(Excerpts from a figure dataset)
[start]

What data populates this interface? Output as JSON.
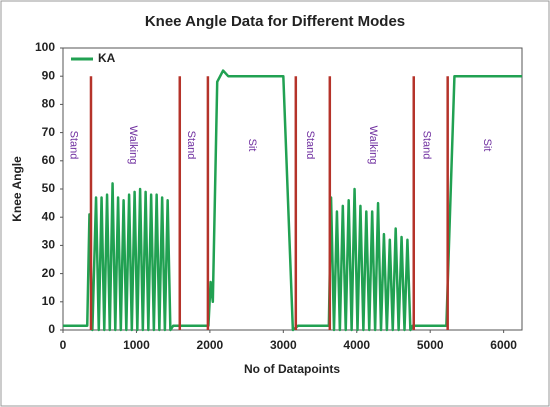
{
  "chart_data": {
    "type": "line",
    "title": "Knee Angle Data for Different Modes",
    "x_label": "No of Datapoints",
    "y_label": "Knee Angle",
    "xlim": [
      0,
      6250
    ],
    "ylim": [
      0,
      100
    ],
    "xticks": [
      0,
      1000,
      2000,
      3000,
      4000,
      5000,
      6000
    ],
    "yticks": [
      0,
      10,
      20,
      30,
      40,
      50,
      60,
      70,
      80,
      90,
      100
    ],
    "grid": false,
    "legend": "upper left",
    "x": [
      0,
      330,
      360,
      400,
      450,
      487,
      525,
      562,
      600,
      637,
      675,
      712,
      750,
      787,
      825,
      862,
      900,
      937,
      975,
      1012,
      1050,
      1087,
      1125,
      1162,
      1200,
      1237,
      1275,
      1312,
      1350,
      1387,
      1425,
      1462,
      1500,
      1980,
      2010,
      2040,
      2100,
      2180,
      2250,
      3000,
      3130,
      3200,
      3620,
      3650,
      3690,
      3730,
      3770,
      3810,
      3850,
      3890,
      3930,
      3970,
      4010,
      4050,
      4090,
      4130,
      4170,
      4210,
      4250,
      4290,
      4330,
      4370,
      4410,
      4450,
      4490,
      4530,
      4570,
      4610,
      4650,
      4690,
      4730,
      4760,
      5220,
      5330,
      6250
    ],
    "series": [
      {
        "name": "KA",
        "color": "#21a152",
        "values": [
          1.5,
          1.5,
          41,
          0,
          47,
          0,
          47,
          0,
          48,
          0,
          52,
          0,
          47,
          0,
          46,
          0,
          48,
          0,
          49,
          0,
          50,
          0,
          49,
          0,
          48,
          0,
          48,
          0,
          47,
          0,
          46,
          0,
          1.5,
          1.5,
          17,
          10,
          88,
          92,
          90,
          90,
          0,
          1.5,
          1.5,
          47,
          0,
          42,
          0,
          44,
          0,
          46,
          0,
          50,
          0,
          44,
          0,
          42,
          0,
          42,
          0,
          45,
          0,
          34,
          0,
          32,
          0,
          36,
          0,
          33,
          0,
          32,
          0,
          1.5,
          1.5,
          90,
          90
        ]
      }
    ],
    "boundaries": {
      "color": "#b5332a",
      "y": 90,
      "x": [
        381,
        1590,
        1973,
        3170,
        3633,
        4776,
        5238
      ]
    },
    "annotations": [
      {
        "text": "Stand",
        "x": 140
      },
      {
        "text": "Walking",
        "x": 950
      },
      {
        "text": "Stand",
        "x": 1740
      },
      {
        "text": "Sit",
        "x": 2570
      },
      {
        "text": "Stand",
        "x": 3360
      },
      {
        "text": "Walking",
        "x": 4220
      },
      {
        "text": "Stand",
        "x": 4950
      },
      {
        "text": "Sit",
        "x": 5770
      }
    ]
  }
}
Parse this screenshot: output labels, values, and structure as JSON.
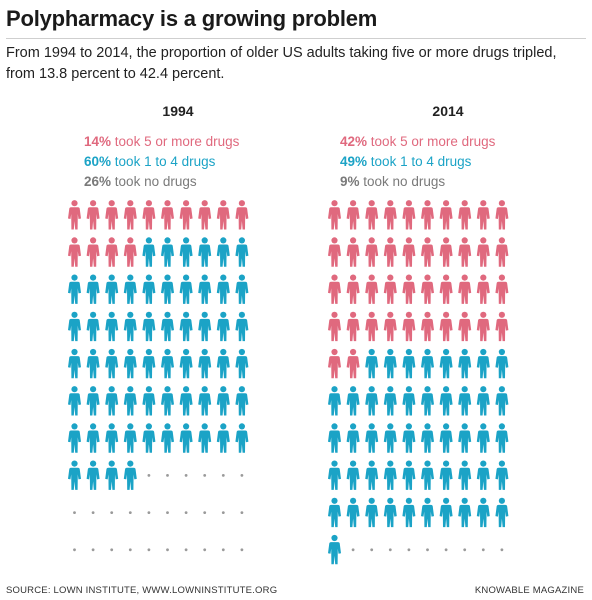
{
  "title": "Polypharmacy is a growing problem",
  "subtitle": "From 1994 to 2014, the proportion of older US adults taking five or more drugs tripled, from 13.8 percent to 42.4 percent.",
  "colors": {
    "five_plus": "#e0697e",
    "one_to_four": "#1ba3c6",
    "none": "#7a7a7a",
    "dot": "#9a9a9a"
  },
  "chart_data": [
    {
      "type": "pictogram",
      "title": "1994",
      "categories": [
        "took 5 or more drugs",
        "took 1 to 4 drugs",
        "took no drugs"
      ],
      "labels": [
        "14%",
        "60%",
        "26%"
      ],
      "values": [
        14,
        60,
        26
      ],
      "total": 100,
      "columns": 10
    },
    {
      "type": "pictogram",
      "title": "2014",
      "categories": [
        "took 5 or more drugs",
        "took 1 to 4 drugs",
        "took no drugs"
      ],
      "labels": [
        "42%",
        "49%",
        "9%"
      ],
      "values": [
        42,
        49,
        9
      ],
      "total": 100,
      "columns": 10
    }
  ],
  "footer": {
    "source": "SOURCE: LOWN INSTITUTE, WWW.LOWNINSTITUTE.ORG",
    "credit": "KNOWABLE MAGAZINE"
  }
}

[end]

■ **Problem statement**
An exact transcription of all the entries is required, without the pictures.

■ **Written reply**
What data populates this interface? Output as JSON.
{
  "chart_data": {
    "type": "line",
    "title": "Knee Angle Data for Different Modes",
    "x_label": "No of Datapoints",
    "y_label": "Knee Angle",
    "xlim": [
      0,
      6250
    ],
    "ylim": [
      0,
      100
    ],
    "xticks": [
      0,
      1000,
      2000,
      3000,
      4000,
      5000,
      6000
    ],
    "yticks": [
      0,
      10,
      20,
      30,
      40,
      50,
      60,
      70,
      80,
      90,
      100
    ],
    "grid": false,
    "legend": "upper left",
    "x": [
      0,
      330,
      360,
      400,
      450,
      487,
      525,
      562,
      600,
      637,
      675,
      712,
      750,
      787,
      825,
      862,
      900,
      937,
      975,
      1012,
      1050,
      1087,
      1125,
      1162,
      1200,
      1237,
      1275,
      1312,
      1350,
      1387,
      1425,
      1462,
      1500,
      1980,
      2010,
      2040,
      2100,
      2180,
      2250,
      3000,
      3130,
      3200,
      3620,
      3650,
      3690,
      3730,
      3770,
      3810,
      3850,
      3890,
      3930,
      3970,
      4010,
      4050,
      4090,
      4130,
      4170,
      4210,
      4250,
      4290,
      4330,
      4370,
      4410,
      4450,
      4490,
      4530,
      4570,
      4610,
      4650,
      4690,
      4730,
      4760,
      5220,
      5330,
      6250
    ],
    "series": [
      {
        "name": "KA",
        "color": "#21a152",
        "values": [
          1.5,
          1.5,
          41,
          0,
          47,
          0,
          47,
          0,
          48,
          0,
          52,
          0,
          47,
          0,
          46,
          0,
          48,
          0,
          49,
          0,
          50,
          0,
          49,
          0,
          48,
          0,
          48,
          0,
          47,
          0,
          46,
          0,
          1.5,
          1.5,
          17,
          10,
          88,
          92,
          90,
          90,
          0,
          1.5,
          1.5,
          47,
          0,
          42,
          0,
          44,
          0,
          46,
          0,
          50,
          0,
          44,
          0,
          42,
          0,
          42,
          0,
          45,
          0,
          34,
          0,
          32,
          0,
          36,
          0,
          33,
          0,
          32,
          0,
          1.5,
          1.5,
          90,
          90
        ]
      }
    ],
    "boundaries": {
      "color": "#b5332a",
      "y": 90,
      "x": [
        381,
        1590,
        1973,
        3170,
        3633,
        4776,
        5238
      ]
    },
    "annotations": [
      {
        "text": "Stand",
        "x": 140
      },
      {
        "text": "Walking",
        "x": 950
      },
      {
        "text": "Stand",
        "x": 1740
      },
      {
        "text": "Sit",
        "x": 2570
      },
      {
        "text": "Stand",
        "x": 3360
      },
      {
        "text": "Walking",
        "x": 4220
      },
      {
        "text": "Stand",
        "x": 4950
      },
      {
        "text": "Sit",
        "x": 5770
      }
    ]
  }
}
Parse this screenshot: output labels, values, and structure as JSON.
{
  "title": "Polypharmacy is a growing problem",
  "subtitle": "From 1994 to 2014, the proportion of older US adults taking five or more drugs tripled, from 13.8 percent to 42.4 percent.",
  "colors": {
    "five_plus": "#e0697e",
    "one_to_four": "#1ba3c6",
    "none": "#7a7a7a",
    "dot": "#9a9a9a"
  },
  "chart_data": [
    {
      "type": "pictogram",
      "title": "1994",
      "categories": [
        "took 5 or more drugs",
        "took 1 to 4 drugs",
        "took no drugs"
      ],
      "labels": [
        "14%",
        "60%",
        "26%"
      ],
      "values": [
        14,
        60,
        26
      ],
      "total": 100,
      "columns": 10
    },
    {
      "type": "pictogram",
      "title": "2014",
      "categories": [
        "took 5 or more drugs",
        "took 1 to 4 drugs",
        "took no drugs"
      ],
      "labels": [
        "42%",
        "49%",
        "9%"
      ],
      "values": [
        42,
        49,
        9
      ],
      "total": 100,
      "columns": 10
    }
  ],
  "footer": {
    "source": "SOURCE: LOWN INSTITUTE, WWW.LOWNINSTITUTE.ORG",
    "credit": "KNOWABLE MAGAZINE"
  }
}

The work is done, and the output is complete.